- DOCUMENT SEGMENT -
+ + + + +
After the war, Meg and her friend Hilda were invited to a place called Honor Oak Christian Fellowship Centre, in Forest Hill, London. They went, but Meg did not understand a word. She could not gather what the speaker was talking about. So she thought, “I will never come here again.” But the friends, who had taken her the first time, persuaded her, “Come again, try once more.” So they went the second time. And this time it was so different. It was like heaven opened to them.

Mr. T. Austin-Sparks was preaching on the ‘Lamb in the midst of the Throne,’ from the book of Revelation. Meg was spellbound and she did not notice when the meeting had ended; she was just sitting there. Mr. Sparks came down from the platform to meet her and said, “It is finished.”

There and then she learned that, truly, if she was a Christian, she was a member of the body of Christ; that every member would have a gift, just as our physical body has different members, with different gifts suitable to their position. Fingers will do the work of the fingers and the toes the work of the toes. Meg realised that if she was a member “baptized by one Spirit into one body,” then she should have a gift. So she prayed, “Lord, what is my gift?” In her prayers the only answer she could get was, “Help meet, help meet.” That was what God told her. That was what Eve was to be to Adam, for it is not good for man to be alone. He should have a help meet. This is why Eve was given to Adam. This is all the answer that Meg could get from the Lord. However, she did not want to be a help meet; she did not want to be married. She had had a miserable childhood and she could not imagine being married. Yet, she could not get any other answer to her question.
+ + + + +
- DIRECTIONS FOR THIS TASK -
Continue the story of Meg and the Honor Oak meetings, picking up right after its last sentence and keeping its plain, personal tone.
+ + + + +
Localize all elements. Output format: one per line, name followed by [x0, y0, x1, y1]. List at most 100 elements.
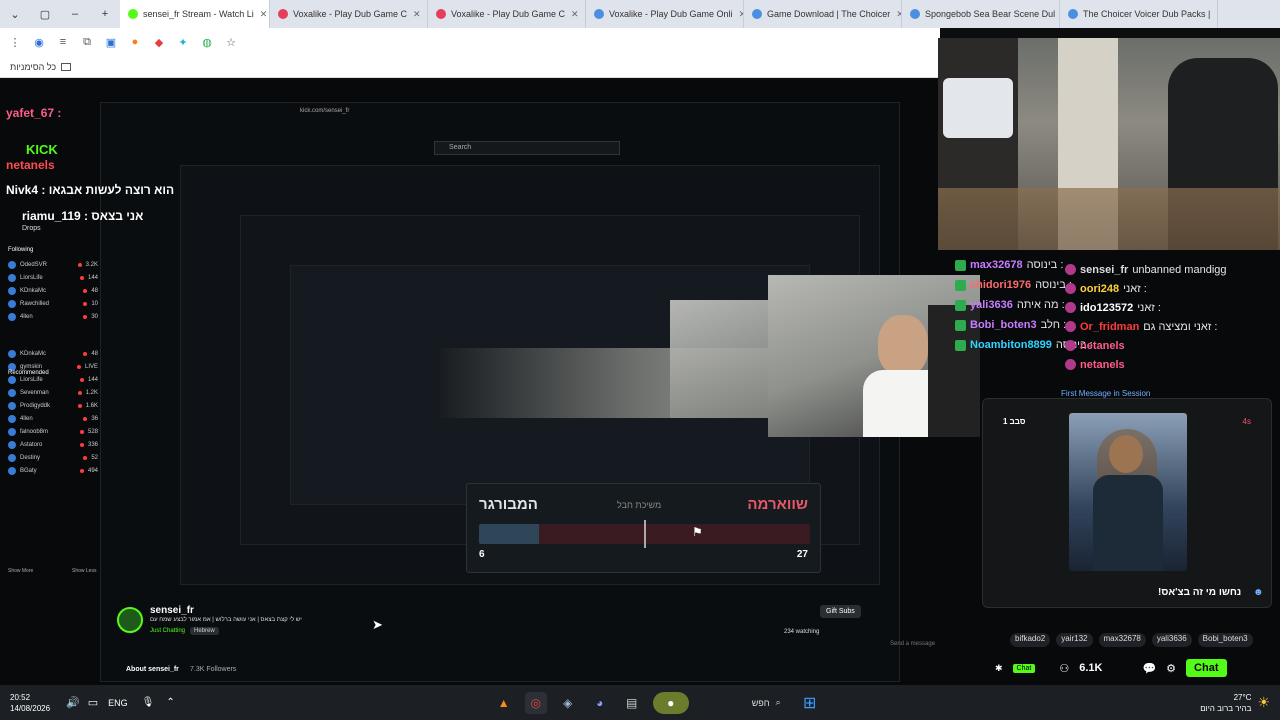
chat-username[interactable]: chidori1976: [970, 279, 1031, 291]
close-tab-icon[interactable]: ✕: [571, 9, 579, 20]
extension-teal-icon[interactable]: ✦: [176, 35, 190, 49]
chat-toggle-small[interactable]: Chat: [1012, 663, 1036, 673]
chat-username[interactable]: sensei_fr: [1080, 264, 1128, 276]
app-fire-icon[interactable]: ▲: [493, 692, 515, 714]
sidebar-drops-label: Drops: [22, 225, 41, 232]
channel-name: Destiny: [20, 454, 41, 461]
weather-desc: בהיר ברוב היום: [1200, 703, 1252, 713]
browser-tab[interactable]: Voxalike - Play Dub Game C ✕: [428, 0, 586, 28]
chat-message: max32678 בינוסה :: [955, 255, 1080, 275]
channel-name: BGaty: [20, 467, 37, 474]
chat-username[interactable]: Noambiton8899: [970, 339, 1052, 351]
channel-name: Rawchilled: [20, 300, 50, 307]
steam-icon[interactable]: ◈: [557, 692, 579, 714]
chat-username[interactable]: max32678: [970, 259, 1023, 271]
settings-small-icon[interactable]: ✱: [995, 663, 1003, 674]
microphone-icon[interactable]: 🎙: [142, 697, 155, 708]
extensions-puzzle-icon[interactable]: ⧉: [80, 35, 94, 49]
chat-message: Or_fridman זאני ומציצה גם :: [1065, 317, 1275, 336]
stream-tag[interactable]: Hebrew: [190, 627, 219, 635]
dub-user-icon: ☻: [1253, 587, 1264, 598]
extension-orange-icon[interactable]: ●: [128, 35, 142, 49]
chat-username[interactable]: Or_fridman: [1080, 321, 1139, 333]
close-tab-icon[interactable]: ✕: [413, 9, 421, 20]
dub-round-label: סבב 1: [1003, 417, 1026, 426]
sidebar-channel-row[interactable]: 4llen 30: [8, 310, 98, 323]
vote-right-score: 27: [796, 549, 808, 560]
chat-input[interactable]: Send a message: [890, 641, 980, 653]
chat-username[interactable]: netanels: [1080, 359, 1125, 371]
sidebar-channel-row[interactable]: falnoob8m 528: [8, 425, 98, 438]
widget-game-icon[interactable]: ●: [652, 691, 689, 714]
chat-bubble-icon[interactable]: 💬: [1142, 662, 1156, 675]
sidebar-channel-row[interactable]: 4llen 36: [8, 412, 98, 425]
sidebar-channel-row[interactable]: Astatoro 336: [8, 438, 98, 451]
file-explorer-icon[interactable]: ▤: [621, 692, 643, 714]
chat-username[interactable]: ido123572: [1080, 302, 1133, 314]
extension-list-icon[interactable]: ≡: [56, 35, 70, 49]
weather-widget[interactable]: 27°C בהיר ברוב היום ☀: [1200, 692, 1270, 714]
extension-window-icon[interactable]: ▣: [104, 35, 118, 49]
browser-tab[interactable]: Voxalike - Play Dub Game C ✕: [270, 0, 428, 28]
sidebar-channel-row[interactable]: Sevenman 1.2K: [8, 386, 98, 399]
gear-icon[interactable]: ⚙: [1166, 662, 1176, 675]
gift-subs-button[interactable]: Gift Subs: [820, 605, 861, 618]
minimize-icon[interactable]: –: [60, 0, 90, 28]
channel-viewers: 336: [87, 441, 98, 448]
browser-tab[interactable]: sensei_fr Stream - Watch Li ✕: [120, 0, 270, 28]
clock[interactable]: 20:52 14/08/2026: [10, 692, 60, 714]
badge-icon: [955, 259, 966, 271]
new-tab-button[interactable]: +: [90, 0, 120, 28]
dub-question: נחשו מי זה בצ'אס!: [1158, 587, 1242, 598]
streamer-name[interactable]: sensei_fr: [150, 605, 194, 616]
chat-username[interactable]: Bobi_boten3: [970, 319, 1037, 331]
browser-tab[interactable]: Spongebob Sea Bear Scene Dul✕: [902, 0, 1060, 28]
discord-icon[interactable]: ◕: [589, 692, 611, 714]
chat-username[interactable]: netanels: [1080, 340, 1125, 352]
windows-start-icon[interactable]: ⊞: [799, 692, 821, 714]
browser-tab[interactable]: Voxalike - Play Dub Game Onli✕: [586, 0, 744, 28]
bookmark-star-icon[interactable]: ☆: [224, 35, 238, 49]
chrome-icon[interactable]: ◎: [524, 691, 547, 714]
all-bookmarks-label[interactable]: כל הסימניות: [10, 62, 56, 72]
sidebar-channel-row[interactable]: Destiny 52: [8, 451, 98, 464]
viewers-icon: ⚇: [1059, 662, 1070, 675]
sidebar-channel-row[interactable]: KDnkaMc 48: [8, 284, 98, 297]
browser-tab[interactable]: Game Download | The Choicer✕: [744, 0, 902, 28]
sidebar-channel-row[interactable]: Rawchilled 10: [8, 297, 98, 310]
sidebar-channel-row[interactable]: Prodigyddk 1.6K: [8, 399, 98, 412]
sidebar-channel-row[interactable]: OdedSVR 3.2K: [8, 258, 98, 271]
close-tab-icon[interactable]: ✕: [1216, 9, 1217, 20]
nested-search-box[interactable]: Search: [434, 141, 620, 155]
language-indicator[interactable]: ENG: [108, 698, 128, 708]
menu-dots-icon[interactable]: ⋮: [8, 35, 22, 49]
extension-red-icon[interactable]: ◆: [152, 35, 166, 49]
chat-username[interactable]: oori248: [1080, 283, 1119, 295]
tab-search-icon[interactable]: ⌄: [0, 0, 30, 28]
network-icon[interactable]: ▭: [88, 696, 98, 709]
tab-group-icon[interactable]: ▢: [30, 0, 60, 28]
windows-taskbar: 20:52 14/08/2026 🔊 ▭ ENG 🎙 ⌃ ▲ ◎ ◈ ◕ ▤ ●…: [0, 685, 1280, 720]
overlay-chat-line: Nivk4 : הוא רוצה לעשות אבגאו: [6, 183, 175, 197]
channel-name: LiorsLife: [20, 274, 43, 281]
streamer-avatar[interactable]: [117, 607, 143, 633]
viewer-count: 6.1K: [1079, 662, 1103, 674]
channel-avatar: [8, 453, 16, 462]
tab-favicon-icon: [752, 9, 762, 19]
sidebar-show-less[interactable]: Show Less: [72, 568, 96, 574]
chevron-up-icon[interactable]: ⌃: [166, 697, 174, 708]
extension-globe-icon[interactable]: ◉: [32, 35, 46, 49]
extension-green-icon[interactable]: ◍: [200, 35, 214, 49]
live-dot-icon: [79, 275, 84, 280]
sidebar-channel-row[interactable]: BGaty 494: [8, 464, 98, 477]
chat-username[interactable]: yali3636: [970, 299, 1013, 311]
browser-tab[interactable]: The Choicer Voicer Dub Packs | ✕: [1060, 0, 1218, 28]
sidebar-channel-row[interactable]: LiorsLife 144: [8, 271, 98, 284]
sidebar-show-more[interactable]: Show More: [8, 568, 33, 574]
chat-button[interactable]: Chat: [1186, 659, 1227, 677]
sidebar-channel-row[interactable]: KDnkaMc 48: [8, 347, 98, 360]
close-tab-icon[interactable]: ✕: [260, 9, 268, 20]
stream-category[interactable]: Just Chatting: [150, 628, 185, 634]
speaker-icon[interactable]: 🔊: [66, 696, 80, 709]
taskbar-search[interactable]: חפש ⌕: [699, 691, 789, 715]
+ + + + +
- SOLVED EXERCISE -
One day, she heard there was to be a Bible Study with some of her friends in Scotland. Meg wanted to go, but she was told, “No, you must get a job.” So she went down to Malvern School, which was for missionaries’ children.  She was going to be a matron or something like that. It was all new to her and she felt miserable not having been allowed to go for this Bible Study. So when she was unpacking, she got down on her knees again and said, “Lord what is my gift?” And He said, “A help meet.” “Alright, Lord,” she eventually agreed. Intending to go into a dining-room, she went into the wrong room, where there was a text on the wall, “I have heard your prayer.” That settled the whole matter once and for all. She knew for sure that she had to marry. “Well,” she wondered, “who is going to look at me?” Nobody looked at her for two years; yet she was always mindful of her commitment and wondering who was going to be her husband.

Sometime later Hilda and Meg were in charge of a house in Glasgow, connected to a meeting place there. One day in 1948, they received a phone message from London that a certain Mr. Flack, home from India, would be coming up to Glasgow. They were asked if they had accommodation for him as he would be there for a period of ministry to those who met in that house. Of course, they had accommodation and so they were now expecting Mr. Flack.

It was a dirty, foggy night in Glasgow. The bell rang, so they said, “That must be Mr. Flack.” Meg went down to open the door. “Oh, no, not him, Lord!” was her first reaction. I was not wonderfully dressed. I had a worn-out suitcase more cardboard than leather. I stayed there for three months, taking the ministry for those who gathered there.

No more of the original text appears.